__EXTRACTED MATERIAL__
================================

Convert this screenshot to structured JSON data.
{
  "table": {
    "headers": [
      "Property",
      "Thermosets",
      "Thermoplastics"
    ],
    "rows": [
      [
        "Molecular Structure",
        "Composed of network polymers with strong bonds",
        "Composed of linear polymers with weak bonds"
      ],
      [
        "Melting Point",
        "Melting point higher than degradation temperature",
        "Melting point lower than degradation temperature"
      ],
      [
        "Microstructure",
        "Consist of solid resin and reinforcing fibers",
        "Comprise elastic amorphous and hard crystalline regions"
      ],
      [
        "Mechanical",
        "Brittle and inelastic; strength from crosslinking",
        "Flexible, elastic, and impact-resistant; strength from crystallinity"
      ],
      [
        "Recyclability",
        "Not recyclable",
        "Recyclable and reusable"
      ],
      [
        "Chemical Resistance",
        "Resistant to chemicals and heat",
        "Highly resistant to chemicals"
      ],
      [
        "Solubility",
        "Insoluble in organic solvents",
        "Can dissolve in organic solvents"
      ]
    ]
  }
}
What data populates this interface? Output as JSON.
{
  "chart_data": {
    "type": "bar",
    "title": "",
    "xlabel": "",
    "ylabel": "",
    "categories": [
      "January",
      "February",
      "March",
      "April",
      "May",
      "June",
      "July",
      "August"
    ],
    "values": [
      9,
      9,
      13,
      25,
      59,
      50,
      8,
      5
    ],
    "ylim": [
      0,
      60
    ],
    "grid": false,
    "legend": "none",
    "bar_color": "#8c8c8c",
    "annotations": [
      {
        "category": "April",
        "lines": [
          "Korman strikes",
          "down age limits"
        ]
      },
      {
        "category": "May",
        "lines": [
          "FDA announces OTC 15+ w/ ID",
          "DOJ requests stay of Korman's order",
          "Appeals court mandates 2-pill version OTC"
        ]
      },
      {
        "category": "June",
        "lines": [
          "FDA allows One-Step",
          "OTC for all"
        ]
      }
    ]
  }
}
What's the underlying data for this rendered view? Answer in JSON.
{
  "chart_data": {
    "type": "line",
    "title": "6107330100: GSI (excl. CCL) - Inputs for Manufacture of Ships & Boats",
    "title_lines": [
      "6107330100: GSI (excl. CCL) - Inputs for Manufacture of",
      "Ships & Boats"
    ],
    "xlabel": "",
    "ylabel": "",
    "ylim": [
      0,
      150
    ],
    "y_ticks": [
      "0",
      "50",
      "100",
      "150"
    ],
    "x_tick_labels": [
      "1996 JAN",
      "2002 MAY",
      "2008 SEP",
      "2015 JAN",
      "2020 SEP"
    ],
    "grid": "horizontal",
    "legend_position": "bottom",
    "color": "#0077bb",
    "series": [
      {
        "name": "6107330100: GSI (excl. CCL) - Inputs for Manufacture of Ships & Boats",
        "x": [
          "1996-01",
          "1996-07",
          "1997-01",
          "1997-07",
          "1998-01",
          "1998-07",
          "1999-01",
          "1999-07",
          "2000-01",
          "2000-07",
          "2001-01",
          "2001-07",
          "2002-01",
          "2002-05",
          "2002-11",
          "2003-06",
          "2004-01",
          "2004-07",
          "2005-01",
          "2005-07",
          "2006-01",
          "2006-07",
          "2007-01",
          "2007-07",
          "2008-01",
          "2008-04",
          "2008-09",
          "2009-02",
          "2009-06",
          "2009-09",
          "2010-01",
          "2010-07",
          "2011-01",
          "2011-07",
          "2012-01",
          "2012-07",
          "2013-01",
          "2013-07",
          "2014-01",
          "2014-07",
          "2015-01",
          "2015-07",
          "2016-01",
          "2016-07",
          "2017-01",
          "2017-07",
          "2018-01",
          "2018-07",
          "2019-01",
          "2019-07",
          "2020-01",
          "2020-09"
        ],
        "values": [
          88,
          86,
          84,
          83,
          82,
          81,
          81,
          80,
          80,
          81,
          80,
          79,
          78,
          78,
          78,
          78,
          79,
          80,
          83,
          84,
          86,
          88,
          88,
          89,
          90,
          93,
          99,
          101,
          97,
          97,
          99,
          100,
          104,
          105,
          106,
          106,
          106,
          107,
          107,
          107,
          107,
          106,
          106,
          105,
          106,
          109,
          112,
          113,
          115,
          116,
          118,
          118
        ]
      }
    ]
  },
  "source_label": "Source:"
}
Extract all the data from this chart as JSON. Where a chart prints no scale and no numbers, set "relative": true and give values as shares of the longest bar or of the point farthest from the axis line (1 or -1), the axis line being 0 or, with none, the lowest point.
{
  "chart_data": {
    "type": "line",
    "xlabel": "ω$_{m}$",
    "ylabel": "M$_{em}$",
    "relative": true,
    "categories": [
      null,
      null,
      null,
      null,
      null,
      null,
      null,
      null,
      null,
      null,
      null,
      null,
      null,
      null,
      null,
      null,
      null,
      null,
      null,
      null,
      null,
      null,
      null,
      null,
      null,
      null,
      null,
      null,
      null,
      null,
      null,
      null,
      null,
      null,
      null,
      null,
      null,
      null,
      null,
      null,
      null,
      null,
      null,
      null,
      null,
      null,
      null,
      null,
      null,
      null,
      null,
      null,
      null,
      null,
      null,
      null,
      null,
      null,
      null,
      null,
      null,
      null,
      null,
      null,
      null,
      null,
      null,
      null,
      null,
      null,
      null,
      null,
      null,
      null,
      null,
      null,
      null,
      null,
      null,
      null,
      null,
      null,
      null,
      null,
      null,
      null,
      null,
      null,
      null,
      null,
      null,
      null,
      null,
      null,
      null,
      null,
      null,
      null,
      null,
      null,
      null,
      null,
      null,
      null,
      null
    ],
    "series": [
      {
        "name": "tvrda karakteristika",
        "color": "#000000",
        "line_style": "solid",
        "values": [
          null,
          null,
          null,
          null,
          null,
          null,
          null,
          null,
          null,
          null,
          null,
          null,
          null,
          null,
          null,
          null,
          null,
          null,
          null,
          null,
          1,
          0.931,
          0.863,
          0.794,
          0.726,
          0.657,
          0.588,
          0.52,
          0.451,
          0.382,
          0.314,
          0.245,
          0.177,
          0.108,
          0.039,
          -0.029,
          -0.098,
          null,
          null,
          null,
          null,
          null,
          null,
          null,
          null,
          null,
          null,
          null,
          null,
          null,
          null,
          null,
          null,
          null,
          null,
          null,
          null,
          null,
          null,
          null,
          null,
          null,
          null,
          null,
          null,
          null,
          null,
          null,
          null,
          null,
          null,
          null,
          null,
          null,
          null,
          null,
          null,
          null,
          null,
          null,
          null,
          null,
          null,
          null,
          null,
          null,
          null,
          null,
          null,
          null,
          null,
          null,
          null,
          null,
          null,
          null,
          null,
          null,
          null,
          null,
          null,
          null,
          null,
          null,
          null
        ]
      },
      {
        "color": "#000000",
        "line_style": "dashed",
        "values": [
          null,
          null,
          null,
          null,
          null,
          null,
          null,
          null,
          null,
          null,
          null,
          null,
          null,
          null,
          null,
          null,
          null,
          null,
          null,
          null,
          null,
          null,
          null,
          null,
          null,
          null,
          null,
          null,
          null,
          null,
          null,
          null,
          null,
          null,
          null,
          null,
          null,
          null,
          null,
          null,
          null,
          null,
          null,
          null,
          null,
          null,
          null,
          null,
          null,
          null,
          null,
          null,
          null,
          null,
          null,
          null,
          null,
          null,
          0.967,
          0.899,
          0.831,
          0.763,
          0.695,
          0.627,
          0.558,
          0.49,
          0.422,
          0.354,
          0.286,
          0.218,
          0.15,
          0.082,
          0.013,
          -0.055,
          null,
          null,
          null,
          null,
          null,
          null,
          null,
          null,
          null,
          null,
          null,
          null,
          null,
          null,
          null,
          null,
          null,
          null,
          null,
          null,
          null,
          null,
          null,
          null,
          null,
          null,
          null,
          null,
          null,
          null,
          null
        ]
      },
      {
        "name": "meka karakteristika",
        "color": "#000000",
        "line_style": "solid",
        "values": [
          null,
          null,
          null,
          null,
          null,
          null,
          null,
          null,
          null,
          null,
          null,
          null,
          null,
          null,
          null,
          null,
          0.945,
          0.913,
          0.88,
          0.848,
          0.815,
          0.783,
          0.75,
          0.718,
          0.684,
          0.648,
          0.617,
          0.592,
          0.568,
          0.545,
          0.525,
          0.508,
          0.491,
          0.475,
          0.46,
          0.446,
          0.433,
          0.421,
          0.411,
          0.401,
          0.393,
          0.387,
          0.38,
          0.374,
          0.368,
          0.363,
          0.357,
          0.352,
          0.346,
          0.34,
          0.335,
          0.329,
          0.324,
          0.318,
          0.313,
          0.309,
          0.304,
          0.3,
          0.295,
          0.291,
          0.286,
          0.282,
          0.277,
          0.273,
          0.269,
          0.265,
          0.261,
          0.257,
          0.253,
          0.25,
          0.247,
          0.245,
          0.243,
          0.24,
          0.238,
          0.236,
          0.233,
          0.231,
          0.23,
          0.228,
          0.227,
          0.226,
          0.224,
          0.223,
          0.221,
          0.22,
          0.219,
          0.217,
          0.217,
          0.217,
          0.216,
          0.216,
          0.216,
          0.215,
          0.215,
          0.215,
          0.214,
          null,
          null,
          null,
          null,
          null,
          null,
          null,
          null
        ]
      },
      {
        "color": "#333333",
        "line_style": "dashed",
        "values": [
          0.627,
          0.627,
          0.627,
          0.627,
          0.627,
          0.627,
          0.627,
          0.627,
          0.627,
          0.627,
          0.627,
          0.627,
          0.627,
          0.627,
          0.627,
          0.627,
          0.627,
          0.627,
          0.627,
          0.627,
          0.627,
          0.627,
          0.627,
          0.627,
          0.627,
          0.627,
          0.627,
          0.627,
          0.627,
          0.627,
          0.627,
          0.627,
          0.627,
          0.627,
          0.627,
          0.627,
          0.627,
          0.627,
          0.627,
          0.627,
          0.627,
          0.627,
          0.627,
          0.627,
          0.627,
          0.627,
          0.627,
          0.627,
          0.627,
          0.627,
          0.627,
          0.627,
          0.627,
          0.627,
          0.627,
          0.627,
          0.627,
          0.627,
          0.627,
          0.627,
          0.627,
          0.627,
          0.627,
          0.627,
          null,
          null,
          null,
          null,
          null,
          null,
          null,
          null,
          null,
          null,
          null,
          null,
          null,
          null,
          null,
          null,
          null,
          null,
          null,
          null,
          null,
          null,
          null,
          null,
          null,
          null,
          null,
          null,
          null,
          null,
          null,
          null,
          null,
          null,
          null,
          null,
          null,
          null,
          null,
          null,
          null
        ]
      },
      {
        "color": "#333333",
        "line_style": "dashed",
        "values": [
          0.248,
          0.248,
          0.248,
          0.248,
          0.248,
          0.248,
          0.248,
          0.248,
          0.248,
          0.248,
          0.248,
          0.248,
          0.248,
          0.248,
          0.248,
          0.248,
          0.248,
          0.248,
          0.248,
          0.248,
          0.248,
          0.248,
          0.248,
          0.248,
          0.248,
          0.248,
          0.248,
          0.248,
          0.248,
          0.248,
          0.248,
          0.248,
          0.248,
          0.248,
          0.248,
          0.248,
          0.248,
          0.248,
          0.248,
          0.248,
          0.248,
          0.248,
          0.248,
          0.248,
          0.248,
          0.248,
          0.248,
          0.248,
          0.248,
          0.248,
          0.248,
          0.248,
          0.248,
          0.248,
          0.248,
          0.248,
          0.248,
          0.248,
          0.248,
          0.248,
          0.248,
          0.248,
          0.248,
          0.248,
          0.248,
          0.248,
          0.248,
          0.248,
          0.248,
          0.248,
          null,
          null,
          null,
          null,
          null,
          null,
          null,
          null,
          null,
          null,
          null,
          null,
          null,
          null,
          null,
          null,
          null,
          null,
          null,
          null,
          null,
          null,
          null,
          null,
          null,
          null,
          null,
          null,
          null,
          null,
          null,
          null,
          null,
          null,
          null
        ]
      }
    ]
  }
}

================================

__THE TASK__
What is the number of lines in the records that contain the string "JSON"? Give only that number.

__ANSWER TO THE EXERCISE__
4